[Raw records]
━━━━━━

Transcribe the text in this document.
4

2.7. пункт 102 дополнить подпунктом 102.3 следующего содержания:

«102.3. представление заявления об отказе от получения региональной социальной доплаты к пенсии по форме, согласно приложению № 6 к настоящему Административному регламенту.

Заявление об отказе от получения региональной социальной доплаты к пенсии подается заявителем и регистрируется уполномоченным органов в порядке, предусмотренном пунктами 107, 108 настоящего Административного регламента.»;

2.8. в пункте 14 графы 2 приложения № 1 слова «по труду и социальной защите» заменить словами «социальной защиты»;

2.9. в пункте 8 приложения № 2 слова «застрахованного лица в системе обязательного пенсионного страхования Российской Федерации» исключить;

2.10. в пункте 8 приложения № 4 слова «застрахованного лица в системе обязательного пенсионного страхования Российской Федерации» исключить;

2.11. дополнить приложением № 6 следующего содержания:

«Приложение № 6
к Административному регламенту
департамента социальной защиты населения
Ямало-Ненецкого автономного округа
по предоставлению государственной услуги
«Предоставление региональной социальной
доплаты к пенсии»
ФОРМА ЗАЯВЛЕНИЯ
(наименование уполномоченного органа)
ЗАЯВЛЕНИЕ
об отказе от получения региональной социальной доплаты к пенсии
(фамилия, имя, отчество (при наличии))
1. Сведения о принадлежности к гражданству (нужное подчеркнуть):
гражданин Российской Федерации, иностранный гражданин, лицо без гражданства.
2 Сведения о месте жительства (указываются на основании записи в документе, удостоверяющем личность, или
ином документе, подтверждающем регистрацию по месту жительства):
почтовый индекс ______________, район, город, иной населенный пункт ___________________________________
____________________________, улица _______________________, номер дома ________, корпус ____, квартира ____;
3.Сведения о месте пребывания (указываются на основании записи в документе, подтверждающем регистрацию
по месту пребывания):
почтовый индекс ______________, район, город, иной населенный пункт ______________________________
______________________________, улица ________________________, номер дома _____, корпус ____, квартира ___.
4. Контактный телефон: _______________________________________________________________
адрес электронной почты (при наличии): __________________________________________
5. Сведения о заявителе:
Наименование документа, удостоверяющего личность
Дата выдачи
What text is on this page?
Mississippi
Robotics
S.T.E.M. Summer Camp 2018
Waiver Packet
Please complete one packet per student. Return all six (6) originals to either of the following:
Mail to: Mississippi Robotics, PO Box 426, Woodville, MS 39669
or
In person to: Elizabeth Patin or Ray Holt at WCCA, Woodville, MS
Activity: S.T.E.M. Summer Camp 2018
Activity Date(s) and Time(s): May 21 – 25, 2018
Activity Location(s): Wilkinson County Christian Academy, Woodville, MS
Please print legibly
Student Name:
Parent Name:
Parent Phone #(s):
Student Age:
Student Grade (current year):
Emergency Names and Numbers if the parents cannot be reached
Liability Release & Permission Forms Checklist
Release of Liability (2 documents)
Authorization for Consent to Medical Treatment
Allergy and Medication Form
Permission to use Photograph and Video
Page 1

━━━━━━

_Task goal_: Pick out each line that holds the string "застрахованного".

_Response to the task_:
2.9. в пункте 8 приложения № 2 слова «застрахованного лица в системе обязательного пенсионного страхования Российской Федерации» исключить;
2.10. в пункте 8 приложения № 4 слова «застрахованного лица в системе обязательного пенсионного страхования Российской Федерации» исключить;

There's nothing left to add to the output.